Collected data

+-------+

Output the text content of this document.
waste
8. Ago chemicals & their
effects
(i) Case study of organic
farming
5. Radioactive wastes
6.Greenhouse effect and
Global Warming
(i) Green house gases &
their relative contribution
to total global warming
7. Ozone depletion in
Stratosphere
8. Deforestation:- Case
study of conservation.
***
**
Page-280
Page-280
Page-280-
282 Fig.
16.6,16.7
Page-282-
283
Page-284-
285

+-------+

▶ **EXERCISE DETAILS**
Copy out each line of the records where the string "study" appears.

▶ **EXERCISE RESPONSE**
(i) Case study of organic
study of conservation.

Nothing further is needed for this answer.